### Information given
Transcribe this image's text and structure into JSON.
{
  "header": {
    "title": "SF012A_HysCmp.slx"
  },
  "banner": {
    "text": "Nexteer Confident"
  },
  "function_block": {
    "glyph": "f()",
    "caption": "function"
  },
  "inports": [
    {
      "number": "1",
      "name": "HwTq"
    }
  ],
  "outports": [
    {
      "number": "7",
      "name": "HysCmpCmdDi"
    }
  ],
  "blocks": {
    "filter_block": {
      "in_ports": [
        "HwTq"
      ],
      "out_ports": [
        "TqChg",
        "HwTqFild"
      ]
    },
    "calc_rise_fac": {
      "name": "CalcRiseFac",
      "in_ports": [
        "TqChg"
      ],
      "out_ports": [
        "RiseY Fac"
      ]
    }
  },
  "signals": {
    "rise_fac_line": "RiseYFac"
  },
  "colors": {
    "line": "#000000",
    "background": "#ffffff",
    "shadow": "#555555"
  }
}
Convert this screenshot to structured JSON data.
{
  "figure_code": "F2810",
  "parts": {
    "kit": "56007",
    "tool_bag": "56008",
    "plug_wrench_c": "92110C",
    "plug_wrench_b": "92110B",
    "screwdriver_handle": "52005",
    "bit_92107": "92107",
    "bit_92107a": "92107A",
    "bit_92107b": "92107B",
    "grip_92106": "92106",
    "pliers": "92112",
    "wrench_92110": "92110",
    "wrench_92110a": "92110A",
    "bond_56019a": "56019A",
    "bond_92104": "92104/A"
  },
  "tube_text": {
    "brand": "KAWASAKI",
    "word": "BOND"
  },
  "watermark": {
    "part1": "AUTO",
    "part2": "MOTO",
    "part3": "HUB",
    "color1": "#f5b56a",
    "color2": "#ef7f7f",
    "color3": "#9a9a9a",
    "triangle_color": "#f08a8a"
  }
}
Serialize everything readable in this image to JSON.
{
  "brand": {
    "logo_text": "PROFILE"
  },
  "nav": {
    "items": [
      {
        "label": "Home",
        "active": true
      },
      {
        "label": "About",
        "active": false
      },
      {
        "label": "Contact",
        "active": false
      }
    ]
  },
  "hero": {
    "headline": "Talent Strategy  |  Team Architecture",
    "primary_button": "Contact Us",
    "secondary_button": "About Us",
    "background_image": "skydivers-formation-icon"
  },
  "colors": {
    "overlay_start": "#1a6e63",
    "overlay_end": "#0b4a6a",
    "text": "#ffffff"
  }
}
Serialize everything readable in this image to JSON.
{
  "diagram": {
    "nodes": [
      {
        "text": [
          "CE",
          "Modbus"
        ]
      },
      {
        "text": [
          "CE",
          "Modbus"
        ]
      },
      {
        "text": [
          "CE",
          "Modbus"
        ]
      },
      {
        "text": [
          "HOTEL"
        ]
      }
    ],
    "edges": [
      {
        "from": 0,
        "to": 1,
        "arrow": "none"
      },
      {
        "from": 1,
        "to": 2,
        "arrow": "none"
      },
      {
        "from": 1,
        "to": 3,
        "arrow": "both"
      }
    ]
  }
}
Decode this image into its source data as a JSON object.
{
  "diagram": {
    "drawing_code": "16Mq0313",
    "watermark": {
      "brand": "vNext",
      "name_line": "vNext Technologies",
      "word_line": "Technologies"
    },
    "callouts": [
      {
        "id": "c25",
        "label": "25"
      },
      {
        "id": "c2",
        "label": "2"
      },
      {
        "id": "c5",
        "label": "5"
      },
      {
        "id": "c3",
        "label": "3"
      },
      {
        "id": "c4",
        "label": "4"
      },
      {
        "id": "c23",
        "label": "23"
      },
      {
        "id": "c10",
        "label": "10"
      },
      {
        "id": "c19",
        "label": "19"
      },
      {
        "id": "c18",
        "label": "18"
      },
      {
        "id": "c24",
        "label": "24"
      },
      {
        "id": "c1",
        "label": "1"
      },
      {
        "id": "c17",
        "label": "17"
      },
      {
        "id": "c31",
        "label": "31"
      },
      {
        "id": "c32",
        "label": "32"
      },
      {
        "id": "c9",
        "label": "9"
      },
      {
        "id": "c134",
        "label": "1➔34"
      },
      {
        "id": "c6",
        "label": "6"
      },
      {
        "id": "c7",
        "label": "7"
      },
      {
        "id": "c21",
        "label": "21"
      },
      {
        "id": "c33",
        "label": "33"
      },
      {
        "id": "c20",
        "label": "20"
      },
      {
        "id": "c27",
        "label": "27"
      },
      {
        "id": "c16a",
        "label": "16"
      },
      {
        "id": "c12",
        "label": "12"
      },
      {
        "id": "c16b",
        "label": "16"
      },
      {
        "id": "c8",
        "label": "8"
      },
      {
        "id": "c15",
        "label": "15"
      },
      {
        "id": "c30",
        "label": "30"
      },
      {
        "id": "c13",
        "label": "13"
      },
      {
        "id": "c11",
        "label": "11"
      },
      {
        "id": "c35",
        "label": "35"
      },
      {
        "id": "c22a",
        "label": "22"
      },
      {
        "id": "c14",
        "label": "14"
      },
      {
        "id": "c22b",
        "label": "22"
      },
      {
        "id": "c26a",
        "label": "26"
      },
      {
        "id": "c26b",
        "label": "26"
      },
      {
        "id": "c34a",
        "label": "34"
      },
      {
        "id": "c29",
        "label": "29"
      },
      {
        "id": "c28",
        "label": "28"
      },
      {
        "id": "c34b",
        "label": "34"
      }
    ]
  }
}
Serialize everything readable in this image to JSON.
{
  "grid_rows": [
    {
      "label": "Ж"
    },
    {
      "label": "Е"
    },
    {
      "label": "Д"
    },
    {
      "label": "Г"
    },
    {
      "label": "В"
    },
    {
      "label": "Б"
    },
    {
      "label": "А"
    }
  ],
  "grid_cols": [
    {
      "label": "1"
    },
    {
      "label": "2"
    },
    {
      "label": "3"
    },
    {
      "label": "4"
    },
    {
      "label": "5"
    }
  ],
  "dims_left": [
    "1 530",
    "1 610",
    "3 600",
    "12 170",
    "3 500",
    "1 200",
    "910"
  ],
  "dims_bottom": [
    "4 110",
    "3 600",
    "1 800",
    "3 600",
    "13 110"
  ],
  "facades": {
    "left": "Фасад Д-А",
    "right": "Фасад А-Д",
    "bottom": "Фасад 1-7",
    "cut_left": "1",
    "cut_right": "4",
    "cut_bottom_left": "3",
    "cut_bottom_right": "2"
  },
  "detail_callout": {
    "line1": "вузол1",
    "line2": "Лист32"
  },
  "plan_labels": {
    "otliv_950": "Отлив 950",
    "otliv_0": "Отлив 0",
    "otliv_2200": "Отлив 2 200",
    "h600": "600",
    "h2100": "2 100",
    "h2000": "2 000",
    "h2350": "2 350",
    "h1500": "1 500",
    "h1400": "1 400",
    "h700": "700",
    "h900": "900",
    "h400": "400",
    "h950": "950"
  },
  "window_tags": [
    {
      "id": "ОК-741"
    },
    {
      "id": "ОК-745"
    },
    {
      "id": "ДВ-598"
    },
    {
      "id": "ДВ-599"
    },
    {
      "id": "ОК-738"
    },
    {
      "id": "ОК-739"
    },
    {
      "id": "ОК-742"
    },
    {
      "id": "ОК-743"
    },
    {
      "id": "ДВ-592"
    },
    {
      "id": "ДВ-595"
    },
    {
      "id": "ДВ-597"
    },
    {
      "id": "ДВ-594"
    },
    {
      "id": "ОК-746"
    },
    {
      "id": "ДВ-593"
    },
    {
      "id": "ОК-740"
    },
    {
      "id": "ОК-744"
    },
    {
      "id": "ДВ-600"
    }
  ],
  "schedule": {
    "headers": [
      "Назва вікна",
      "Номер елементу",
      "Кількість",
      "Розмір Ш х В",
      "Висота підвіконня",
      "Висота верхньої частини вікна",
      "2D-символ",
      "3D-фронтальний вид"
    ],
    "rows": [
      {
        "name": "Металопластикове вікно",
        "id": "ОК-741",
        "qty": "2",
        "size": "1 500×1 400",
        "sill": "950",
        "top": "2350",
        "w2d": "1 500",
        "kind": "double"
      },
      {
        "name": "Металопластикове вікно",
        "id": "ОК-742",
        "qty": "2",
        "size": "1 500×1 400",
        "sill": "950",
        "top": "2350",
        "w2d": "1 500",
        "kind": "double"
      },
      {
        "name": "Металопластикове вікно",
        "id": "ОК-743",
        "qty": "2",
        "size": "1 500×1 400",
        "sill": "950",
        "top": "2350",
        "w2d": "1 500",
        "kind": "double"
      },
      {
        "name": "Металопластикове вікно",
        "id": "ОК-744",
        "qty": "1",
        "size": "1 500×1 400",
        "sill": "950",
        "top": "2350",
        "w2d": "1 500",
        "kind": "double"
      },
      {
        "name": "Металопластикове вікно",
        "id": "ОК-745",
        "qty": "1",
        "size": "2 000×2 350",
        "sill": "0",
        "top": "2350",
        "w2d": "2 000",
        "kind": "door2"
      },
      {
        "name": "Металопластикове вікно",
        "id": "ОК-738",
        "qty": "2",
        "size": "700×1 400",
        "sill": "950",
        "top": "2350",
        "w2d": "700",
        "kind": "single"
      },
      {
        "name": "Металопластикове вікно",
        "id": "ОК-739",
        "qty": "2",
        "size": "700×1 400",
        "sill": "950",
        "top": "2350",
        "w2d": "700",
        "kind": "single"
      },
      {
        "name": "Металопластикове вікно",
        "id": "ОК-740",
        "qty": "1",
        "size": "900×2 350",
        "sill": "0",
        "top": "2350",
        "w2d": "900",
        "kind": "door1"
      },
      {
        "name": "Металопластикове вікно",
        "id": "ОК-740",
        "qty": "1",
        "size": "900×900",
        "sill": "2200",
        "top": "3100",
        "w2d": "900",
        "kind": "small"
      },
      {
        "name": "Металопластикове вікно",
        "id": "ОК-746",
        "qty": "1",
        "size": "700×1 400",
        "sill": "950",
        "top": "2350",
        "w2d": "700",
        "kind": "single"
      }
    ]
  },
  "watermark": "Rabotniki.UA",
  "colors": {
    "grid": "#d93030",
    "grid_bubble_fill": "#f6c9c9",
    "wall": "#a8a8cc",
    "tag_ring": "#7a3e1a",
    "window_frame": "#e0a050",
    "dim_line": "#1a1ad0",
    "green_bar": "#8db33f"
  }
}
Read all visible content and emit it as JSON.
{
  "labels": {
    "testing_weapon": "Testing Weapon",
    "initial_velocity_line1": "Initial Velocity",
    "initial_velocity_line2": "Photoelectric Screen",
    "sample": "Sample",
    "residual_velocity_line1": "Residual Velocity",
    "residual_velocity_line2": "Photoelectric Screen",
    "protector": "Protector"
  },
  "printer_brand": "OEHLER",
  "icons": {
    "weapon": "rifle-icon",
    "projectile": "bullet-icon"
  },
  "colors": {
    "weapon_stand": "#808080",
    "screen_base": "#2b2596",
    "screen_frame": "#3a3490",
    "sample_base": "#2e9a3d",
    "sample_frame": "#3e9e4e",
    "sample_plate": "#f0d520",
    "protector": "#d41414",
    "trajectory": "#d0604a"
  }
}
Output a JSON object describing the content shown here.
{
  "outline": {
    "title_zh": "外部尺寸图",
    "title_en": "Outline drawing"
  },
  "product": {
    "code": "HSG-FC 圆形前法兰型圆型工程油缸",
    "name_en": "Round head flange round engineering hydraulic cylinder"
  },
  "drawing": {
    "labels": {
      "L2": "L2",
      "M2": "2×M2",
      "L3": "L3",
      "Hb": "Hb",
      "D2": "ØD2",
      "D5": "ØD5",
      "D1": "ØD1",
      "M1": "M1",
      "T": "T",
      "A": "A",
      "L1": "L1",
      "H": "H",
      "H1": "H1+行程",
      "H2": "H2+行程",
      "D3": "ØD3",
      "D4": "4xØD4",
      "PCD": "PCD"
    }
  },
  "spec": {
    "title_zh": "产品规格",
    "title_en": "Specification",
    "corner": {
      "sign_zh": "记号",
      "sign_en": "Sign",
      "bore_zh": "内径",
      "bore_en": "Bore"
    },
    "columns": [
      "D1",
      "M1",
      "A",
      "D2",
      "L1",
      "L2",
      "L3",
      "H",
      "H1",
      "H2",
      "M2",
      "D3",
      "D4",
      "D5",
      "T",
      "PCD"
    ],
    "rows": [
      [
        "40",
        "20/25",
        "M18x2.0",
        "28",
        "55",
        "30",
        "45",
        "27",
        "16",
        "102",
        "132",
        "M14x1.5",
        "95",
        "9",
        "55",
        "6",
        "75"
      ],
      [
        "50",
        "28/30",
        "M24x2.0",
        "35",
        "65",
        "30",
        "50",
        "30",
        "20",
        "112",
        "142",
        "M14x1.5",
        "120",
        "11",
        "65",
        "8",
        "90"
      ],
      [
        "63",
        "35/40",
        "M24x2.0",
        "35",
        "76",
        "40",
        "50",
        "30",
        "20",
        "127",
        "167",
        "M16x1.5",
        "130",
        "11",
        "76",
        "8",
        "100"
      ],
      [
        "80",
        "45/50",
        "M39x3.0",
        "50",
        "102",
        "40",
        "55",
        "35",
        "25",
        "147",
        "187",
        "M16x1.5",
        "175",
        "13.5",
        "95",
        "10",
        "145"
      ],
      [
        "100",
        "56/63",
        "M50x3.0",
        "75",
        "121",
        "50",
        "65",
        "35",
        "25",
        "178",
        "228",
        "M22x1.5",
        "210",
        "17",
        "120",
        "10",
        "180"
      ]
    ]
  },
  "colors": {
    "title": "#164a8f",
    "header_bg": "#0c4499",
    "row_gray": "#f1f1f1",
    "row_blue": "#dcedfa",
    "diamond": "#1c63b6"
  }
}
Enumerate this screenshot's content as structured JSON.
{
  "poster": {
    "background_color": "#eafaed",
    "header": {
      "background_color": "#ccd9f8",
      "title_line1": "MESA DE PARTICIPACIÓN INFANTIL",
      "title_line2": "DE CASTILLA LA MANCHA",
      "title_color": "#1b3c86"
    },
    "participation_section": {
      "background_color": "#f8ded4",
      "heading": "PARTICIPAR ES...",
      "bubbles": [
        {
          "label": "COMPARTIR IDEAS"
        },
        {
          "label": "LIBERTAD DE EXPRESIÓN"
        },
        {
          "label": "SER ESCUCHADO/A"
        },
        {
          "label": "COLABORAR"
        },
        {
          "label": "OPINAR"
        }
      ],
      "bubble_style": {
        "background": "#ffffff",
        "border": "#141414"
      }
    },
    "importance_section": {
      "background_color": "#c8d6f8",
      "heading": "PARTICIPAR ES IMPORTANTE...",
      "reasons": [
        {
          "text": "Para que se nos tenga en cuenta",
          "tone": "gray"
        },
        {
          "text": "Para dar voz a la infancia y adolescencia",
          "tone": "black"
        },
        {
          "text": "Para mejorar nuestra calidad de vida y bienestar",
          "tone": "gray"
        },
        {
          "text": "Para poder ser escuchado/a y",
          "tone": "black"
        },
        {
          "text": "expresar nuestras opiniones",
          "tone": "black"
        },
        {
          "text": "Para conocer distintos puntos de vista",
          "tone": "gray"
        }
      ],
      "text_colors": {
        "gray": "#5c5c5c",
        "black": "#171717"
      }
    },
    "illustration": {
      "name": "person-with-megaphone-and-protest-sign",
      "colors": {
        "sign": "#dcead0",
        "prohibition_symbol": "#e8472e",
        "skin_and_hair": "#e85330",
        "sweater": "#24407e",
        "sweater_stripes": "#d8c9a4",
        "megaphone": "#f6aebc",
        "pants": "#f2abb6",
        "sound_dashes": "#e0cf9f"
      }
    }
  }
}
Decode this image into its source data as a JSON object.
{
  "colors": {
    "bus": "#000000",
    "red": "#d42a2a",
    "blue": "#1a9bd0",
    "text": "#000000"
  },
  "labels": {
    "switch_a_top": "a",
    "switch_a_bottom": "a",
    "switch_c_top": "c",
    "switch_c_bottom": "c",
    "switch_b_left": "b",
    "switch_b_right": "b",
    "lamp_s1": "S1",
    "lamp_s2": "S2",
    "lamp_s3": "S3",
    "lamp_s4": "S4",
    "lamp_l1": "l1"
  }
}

### Instructions to follow
Collect every line with the string "Висота" from the records, and copy each.

### Complete output
      "Висота підвіконня",
      "Висота верхньої частини вікна",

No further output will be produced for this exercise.